### Extracted material

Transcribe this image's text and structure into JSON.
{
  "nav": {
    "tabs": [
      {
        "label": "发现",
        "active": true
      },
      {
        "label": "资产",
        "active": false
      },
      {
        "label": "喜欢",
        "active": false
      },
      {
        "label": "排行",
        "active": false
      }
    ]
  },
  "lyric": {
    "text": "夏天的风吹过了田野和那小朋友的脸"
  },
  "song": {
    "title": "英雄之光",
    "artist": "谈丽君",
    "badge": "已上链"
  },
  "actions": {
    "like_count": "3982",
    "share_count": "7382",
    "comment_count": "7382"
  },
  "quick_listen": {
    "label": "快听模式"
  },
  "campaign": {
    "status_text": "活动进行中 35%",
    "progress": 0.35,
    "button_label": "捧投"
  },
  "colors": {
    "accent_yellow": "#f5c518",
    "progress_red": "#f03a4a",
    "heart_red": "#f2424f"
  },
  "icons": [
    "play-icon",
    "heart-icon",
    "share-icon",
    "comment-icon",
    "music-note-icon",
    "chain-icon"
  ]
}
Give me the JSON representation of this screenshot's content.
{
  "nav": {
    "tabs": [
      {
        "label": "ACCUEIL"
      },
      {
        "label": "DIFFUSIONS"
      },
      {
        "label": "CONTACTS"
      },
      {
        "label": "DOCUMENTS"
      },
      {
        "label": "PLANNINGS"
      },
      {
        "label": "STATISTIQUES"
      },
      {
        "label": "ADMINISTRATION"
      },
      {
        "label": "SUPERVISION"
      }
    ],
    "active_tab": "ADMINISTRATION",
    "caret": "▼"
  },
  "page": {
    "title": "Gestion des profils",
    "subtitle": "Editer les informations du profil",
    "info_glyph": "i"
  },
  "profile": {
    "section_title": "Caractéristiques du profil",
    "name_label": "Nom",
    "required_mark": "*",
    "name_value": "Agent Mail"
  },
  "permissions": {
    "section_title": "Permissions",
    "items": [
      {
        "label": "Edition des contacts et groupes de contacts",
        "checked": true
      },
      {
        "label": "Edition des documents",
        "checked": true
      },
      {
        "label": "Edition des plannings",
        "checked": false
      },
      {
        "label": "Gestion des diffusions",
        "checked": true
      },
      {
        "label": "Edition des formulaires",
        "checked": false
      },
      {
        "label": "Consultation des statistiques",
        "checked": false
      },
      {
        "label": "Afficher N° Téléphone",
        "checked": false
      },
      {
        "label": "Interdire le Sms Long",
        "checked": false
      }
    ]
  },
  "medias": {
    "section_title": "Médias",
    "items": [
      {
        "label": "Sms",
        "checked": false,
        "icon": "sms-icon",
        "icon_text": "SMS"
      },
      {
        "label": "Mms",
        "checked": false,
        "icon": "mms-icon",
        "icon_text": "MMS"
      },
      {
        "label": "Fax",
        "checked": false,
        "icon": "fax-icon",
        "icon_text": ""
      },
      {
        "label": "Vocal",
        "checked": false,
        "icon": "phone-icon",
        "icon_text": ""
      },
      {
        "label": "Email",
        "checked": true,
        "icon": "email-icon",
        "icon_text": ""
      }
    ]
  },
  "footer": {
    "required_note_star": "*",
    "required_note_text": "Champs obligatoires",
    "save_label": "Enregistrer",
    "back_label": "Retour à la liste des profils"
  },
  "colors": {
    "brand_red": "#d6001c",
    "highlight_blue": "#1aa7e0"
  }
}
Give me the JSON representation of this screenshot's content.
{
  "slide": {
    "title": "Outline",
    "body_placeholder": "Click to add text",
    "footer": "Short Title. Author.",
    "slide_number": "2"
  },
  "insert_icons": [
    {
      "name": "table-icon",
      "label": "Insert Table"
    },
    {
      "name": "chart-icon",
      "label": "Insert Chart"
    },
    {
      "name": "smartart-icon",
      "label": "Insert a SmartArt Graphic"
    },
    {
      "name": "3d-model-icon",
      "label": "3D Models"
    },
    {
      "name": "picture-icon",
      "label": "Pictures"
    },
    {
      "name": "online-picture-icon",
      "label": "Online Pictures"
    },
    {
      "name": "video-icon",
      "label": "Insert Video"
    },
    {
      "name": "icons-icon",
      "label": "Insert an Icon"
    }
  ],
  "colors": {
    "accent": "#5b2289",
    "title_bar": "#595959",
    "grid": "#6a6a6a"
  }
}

### Your goal
Extract the complete listing above, reproducing each line exactly.

### Written answer
Transcribe this image's text and structure into JSON.
{
  "nav": {
    "tabs": [
      {
        "label": "发现",
        "active": true
      },
      {
        "label": "资产",
        "active": false
      },
      {
        "label": "喜欢",
        "active": false
      },
      {
        "label": "排行",
        "active": false
      }
    ]
  },
  "lyric": {
    "text": "夏天的风吹过了田野和那小朋友的脸"
  },
  "song": {
    "title": "英雄之光",
    "artist": "谈丽君",
    "badge": "已上链"
  },
  "actions": {
    "like_count": "3982",
    "share_count": "7382",
    "comment_count": "7382"
  },
  "quick_listen": {
    "label": "快听模式"
  },
  "campaign": {
    "status_text": "活动进行中 35%",
    "progress": 0.35,
    "button_label": "捧投"
  },
  "colors": {
    "accent_yellow": "#f5c518",
    "progress_red": "#f03a4a",
    "heart_red": "#f2424f"
  },
  "icons": [
    "play-icon",
    "heart-icon",
    "share-icon",
    "comment-icon",
    "music-note-icon",
    "chain-icon"
  ]
}
Give me the JSON representation of this screenshot's content.
{
  "nav": {
    "tabs": [
      {
        "label": "ACCUEIL"
      },
      {
        "label": "DIFFUSIONS"
      },
      {
        "label": "CONTACTS"
      },
      {
        "label": "DOCUMENTS"
      },
      {
        "label": "PLANNINGS"
      },
      {
        "label": "STATISTIQUES"
      },
      {
        "label": "ADMINISTRATION"
      },
      {
        "label": "SUPERVISION"
      }
    ],
    "active_tab": "ADMINISTRATION",
    "caret": "▼"
  },
  "page": {
    "title": "Gestion des profils",
    "subtitle": "Editer les informations du profil",
    "info_glyph": "i"
  },
  "profile": {
    "section_title": "Caractéristiques du profil",
    "name_label": "Nom",
    "required_mark": "*",
    "name_value": "Agent Mail"
  },
  "permissions": {
    "section_title": "Permissions",
    "items": [
      {
        "label": "Edition des contacts et groupes de contacts",
        "checked": true
      },
      {
        "label": "Edition des documents",
        "checked": true
      },
      {
        "label": "Edition des plannings",
        "checked": false
      },
      {
        "label": "Gestion des diffusions",
        "checked": true
      },
      {
        "label": "Edition des formulaires",
        "checked": false
      },
      {
        "label": "Consultation des statistiques",
        "checked": false
      },
      {
        "label": "Afficher N° Téléphone",
        "checked": false
      },
      {
        "label": "Interdire le Sms Long",
        "checked": false
      }
    ]
  },
  "medias": {
    "section_title": "Médias",
    "items": [
      {
        "label": "Sms",
        "checked": false,
        "icon": "sms-icon",
        "icon_text": "SMS"
      },
      {
        "label": "Mms",
        "checked": false,
        "icon": "mms-icon",
        "icon_text": "MMS"
      },
      {
        "label": "Fax",
        "checked": false,
        "icon": "fax-icon",
        "icon_text": ""
      },
      {
        "label": "Vocal",
        "checked": false,
        "icon": "phone-icon",
        "icon_text": ""
      },
      {
        "label": "Email",
        "checked": true,
        "icon": "email-icon",
        "icon_text": ""
      }
    ]
  },
  "footer": {
    "required_note_star": "*",
    "required_note_text": "Champs obligatoires",
    "save_label": "Enregistrer",
    "back_label": "Retour à la liste des profils"
  },
  "colors": {
    "brand_red": "#d6001c",
    "highlight_blue": "#1aa7e0"
  }
}
Give me the JSON representation of this screenshot's content.
{
  "slide": {
    "title": "Outline",
    "body_placeholder": "Click to add text",
    "footer": "Short Title. Author.",
    "slide_number": "2"
  },
  "insert_icons": [
    {
      "name": "table-icon",
      "label": "Insert Table"
    },
    {
      "name": "chart-icon",
      "label": "Insert Chart"
    },
    {
      "name": "smartart-icon",
      "label": "Insert a SmartArt Graphic"
    },
    {
      "name": "3d-model-icon",
      "label": "3D Models"
    },
    {
      "name": "picture-icon",
      "label": "Pictures"
    },
    {
      "name": "online-picture-icon",
      "label": "Online Pictures"
    },
    {
      "name": "video-icon",
      "label": "Insert Video"
    },
    {
      "name": "icons-icon",
      "label": "Insert an Icon"
    }
  ],
  "colors": {
    "accent": "#5b2289",
    "title_bar": "#595959",
    "grid": "#6a6a6a"
  }
}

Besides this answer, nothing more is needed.